— START MATERIAL TO PROCESS —

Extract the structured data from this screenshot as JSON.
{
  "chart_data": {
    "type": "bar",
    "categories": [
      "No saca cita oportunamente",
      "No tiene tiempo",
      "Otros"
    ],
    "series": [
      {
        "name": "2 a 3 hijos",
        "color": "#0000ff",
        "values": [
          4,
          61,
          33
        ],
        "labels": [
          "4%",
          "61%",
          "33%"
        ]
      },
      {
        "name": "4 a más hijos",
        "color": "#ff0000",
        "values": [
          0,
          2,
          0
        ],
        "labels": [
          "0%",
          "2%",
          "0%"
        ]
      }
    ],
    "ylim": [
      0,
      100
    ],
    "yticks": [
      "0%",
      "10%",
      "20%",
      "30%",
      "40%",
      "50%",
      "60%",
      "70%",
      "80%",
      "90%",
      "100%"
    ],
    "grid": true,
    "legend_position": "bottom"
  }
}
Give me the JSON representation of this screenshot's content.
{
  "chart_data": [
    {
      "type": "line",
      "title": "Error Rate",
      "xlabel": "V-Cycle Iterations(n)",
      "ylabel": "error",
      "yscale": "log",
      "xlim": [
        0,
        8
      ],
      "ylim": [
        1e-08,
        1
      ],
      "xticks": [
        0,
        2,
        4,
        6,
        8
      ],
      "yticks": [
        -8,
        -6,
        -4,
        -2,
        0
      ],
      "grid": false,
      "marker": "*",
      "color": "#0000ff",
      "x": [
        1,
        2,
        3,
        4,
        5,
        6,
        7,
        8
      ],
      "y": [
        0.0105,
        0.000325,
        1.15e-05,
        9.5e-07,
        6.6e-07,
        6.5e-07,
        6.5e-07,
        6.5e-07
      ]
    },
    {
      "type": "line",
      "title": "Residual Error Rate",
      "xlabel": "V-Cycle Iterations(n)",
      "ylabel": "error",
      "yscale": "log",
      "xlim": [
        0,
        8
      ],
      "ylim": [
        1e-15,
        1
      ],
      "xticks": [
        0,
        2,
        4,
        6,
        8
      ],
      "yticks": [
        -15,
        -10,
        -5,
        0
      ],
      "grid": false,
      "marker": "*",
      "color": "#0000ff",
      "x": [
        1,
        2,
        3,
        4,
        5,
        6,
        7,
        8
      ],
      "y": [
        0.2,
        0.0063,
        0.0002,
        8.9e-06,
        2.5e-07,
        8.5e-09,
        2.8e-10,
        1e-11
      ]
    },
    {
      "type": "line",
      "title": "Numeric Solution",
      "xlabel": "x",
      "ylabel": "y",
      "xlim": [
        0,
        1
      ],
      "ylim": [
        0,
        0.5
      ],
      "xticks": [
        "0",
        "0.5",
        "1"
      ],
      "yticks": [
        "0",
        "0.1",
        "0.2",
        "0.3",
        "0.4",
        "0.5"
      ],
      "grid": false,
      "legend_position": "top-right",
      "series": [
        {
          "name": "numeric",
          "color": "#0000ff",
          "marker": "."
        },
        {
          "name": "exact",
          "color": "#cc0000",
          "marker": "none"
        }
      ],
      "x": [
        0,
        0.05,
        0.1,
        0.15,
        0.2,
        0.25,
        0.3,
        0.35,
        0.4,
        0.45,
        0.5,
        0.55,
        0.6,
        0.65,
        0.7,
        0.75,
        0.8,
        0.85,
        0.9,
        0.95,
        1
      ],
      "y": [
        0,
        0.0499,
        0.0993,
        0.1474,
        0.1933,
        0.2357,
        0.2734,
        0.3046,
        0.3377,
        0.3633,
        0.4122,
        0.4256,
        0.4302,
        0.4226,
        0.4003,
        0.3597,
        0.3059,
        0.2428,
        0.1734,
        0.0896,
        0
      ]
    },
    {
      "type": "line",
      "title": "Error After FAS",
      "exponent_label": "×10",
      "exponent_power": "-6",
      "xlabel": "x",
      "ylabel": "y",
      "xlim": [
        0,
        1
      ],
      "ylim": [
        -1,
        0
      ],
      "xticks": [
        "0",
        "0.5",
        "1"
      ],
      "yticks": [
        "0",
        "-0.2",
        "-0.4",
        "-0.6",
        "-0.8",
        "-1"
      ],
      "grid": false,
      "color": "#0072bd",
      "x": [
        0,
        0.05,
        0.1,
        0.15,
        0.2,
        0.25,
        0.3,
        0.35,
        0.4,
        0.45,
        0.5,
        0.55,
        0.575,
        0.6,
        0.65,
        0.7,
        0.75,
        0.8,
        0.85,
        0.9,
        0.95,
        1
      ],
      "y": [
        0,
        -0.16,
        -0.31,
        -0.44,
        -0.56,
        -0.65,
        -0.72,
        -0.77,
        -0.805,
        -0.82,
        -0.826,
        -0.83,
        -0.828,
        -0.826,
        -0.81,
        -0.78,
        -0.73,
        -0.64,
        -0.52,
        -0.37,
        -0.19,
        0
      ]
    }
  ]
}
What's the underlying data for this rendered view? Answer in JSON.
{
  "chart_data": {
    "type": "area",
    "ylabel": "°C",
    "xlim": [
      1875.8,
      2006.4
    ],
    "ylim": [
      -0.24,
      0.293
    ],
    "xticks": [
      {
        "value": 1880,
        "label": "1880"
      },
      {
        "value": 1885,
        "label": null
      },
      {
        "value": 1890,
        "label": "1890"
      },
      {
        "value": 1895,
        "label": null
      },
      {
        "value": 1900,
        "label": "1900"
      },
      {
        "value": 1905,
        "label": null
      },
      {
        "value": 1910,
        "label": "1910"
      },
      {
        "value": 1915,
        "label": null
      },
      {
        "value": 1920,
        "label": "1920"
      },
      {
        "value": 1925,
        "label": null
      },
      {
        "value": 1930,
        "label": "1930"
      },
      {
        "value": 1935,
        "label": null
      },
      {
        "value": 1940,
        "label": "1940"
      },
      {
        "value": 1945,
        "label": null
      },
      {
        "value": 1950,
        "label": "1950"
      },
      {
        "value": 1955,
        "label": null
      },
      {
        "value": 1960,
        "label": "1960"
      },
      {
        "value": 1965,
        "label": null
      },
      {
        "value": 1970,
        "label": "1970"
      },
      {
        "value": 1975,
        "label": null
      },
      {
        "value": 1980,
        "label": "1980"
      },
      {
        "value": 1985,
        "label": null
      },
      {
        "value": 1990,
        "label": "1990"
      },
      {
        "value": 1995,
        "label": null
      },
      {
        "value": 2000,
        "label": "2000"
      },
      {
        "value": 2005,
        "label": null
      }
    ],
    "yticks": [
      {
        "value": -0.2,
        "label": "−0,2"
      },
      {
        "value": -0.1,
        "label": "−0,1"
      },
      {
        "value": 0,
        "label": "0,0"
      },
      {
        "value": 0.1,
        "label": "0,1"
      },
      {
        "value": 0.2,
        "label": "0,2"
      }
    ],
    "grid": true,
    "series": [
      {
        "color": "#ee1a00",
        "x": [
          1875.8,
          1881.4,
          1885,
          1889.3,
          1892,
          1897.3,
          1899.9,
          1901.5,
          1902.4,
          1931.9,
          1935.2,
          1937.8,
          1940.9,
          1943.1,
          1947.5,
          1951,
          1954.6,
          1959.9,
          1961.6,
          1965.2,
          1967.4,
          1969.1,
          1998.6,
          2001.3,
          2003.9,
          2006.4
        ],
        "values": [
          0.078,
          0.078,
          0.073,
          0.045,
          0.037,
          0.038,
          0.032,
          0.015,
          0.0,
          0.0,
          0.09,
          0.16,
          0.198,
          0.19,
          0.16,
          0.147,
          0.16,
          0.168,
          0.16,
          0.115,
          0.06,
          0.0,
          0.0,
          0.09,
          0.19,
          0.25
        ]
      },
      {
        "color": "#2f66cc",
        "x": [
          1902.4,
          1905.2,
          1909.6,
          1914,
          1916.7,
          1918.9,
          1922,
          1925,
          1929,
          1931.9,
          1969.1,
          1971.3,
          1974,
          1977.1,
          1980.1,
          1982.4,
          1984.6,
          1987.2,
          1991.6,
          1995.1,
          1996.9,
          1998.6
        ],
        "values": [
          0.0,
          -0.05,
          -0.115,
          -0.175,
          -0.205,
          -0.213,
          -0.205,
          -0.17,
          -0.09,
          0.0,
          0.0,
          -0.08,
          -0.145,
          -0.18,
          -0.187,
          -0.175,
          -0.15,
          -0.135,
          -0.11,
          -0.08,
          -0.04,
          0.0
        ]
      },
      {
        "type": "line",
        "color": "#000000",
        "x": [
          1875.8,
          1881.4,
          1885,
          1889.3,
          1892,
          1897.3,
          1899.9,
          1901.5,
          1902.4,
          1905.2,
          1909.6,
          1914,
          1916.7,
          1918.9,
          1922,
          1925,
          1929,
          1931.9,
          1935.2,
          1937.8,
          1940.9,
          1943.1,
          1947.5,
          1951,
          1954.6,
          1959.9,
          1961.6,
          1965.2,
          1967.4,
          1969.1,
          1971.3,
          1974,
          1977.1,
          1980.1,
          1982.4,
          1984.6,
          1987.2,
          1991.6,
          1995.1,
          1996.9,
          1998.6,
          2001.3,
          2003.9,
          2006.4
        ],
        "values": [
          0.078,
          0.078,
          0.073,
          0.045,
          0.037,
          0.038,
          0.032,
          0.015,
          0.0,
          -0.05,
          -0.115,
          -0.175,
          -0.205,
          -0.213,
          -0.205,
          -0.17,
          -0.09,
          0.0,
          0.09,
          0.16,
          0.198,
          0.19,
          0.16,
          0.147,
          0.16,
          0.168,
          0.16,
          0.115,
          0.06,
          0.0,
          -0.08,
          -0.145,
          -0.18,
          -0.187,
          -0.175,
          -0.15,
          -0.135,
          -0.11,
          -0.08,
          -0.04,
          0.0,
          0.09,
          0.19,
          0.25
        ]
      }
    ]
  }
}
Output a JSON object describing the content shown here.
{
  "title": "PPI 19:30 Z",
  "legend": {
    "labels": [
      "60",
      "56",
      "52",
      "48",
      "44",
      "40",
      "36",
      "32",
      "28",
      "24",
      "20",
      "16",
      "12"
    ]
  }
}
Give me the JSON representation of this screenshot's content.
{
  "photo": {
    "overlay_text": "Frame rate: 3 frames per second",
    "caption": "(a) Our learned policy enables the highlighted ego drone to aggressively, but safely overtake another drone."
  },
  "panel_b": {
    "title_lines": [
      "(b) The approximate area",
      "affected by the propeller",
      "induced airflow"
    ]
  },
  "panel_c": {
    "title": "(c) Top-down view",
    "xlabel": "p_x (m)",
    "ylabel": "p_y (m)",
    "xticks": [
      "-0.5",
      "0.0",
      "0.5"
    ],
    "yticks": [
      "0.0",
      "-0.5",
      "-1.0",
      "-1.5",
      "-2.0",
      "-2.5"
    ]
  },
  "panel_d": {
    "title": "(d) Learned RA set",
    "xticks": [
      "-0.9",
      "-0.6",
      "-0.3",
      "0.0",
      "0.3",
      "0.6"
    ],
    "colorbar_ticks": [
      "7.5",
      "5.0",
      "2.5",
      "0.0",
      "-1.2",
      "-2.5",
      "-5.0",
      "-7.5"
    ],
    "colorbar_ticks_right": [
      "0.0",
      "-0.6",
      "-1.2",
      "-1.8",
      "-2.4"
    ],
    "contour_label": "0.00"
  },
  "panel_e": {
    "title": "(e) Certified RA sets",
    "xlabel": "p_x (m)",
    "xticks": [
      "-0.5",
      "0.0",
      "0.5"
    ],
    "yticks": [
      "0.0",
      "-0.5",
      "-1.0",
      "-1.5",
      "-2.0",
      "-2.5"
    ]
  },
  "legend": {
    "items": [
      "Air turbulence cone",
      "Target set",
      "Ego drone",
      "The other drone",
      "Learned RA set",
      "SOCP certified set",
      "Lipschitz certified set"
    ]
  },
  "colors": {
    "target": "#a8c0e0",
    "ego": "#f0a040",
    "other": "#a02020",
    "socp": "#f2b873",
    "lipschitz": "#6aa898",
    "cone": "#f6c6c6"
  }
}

— END MATERIAL TO PROCESS —

WHAT TO WORK ON
Look through the material above and pick out each line holding the word "view".

TASK ANSWER
What's the underlying data for this rendered view? Answer in JSON.
    "title": "(c) Top-down view",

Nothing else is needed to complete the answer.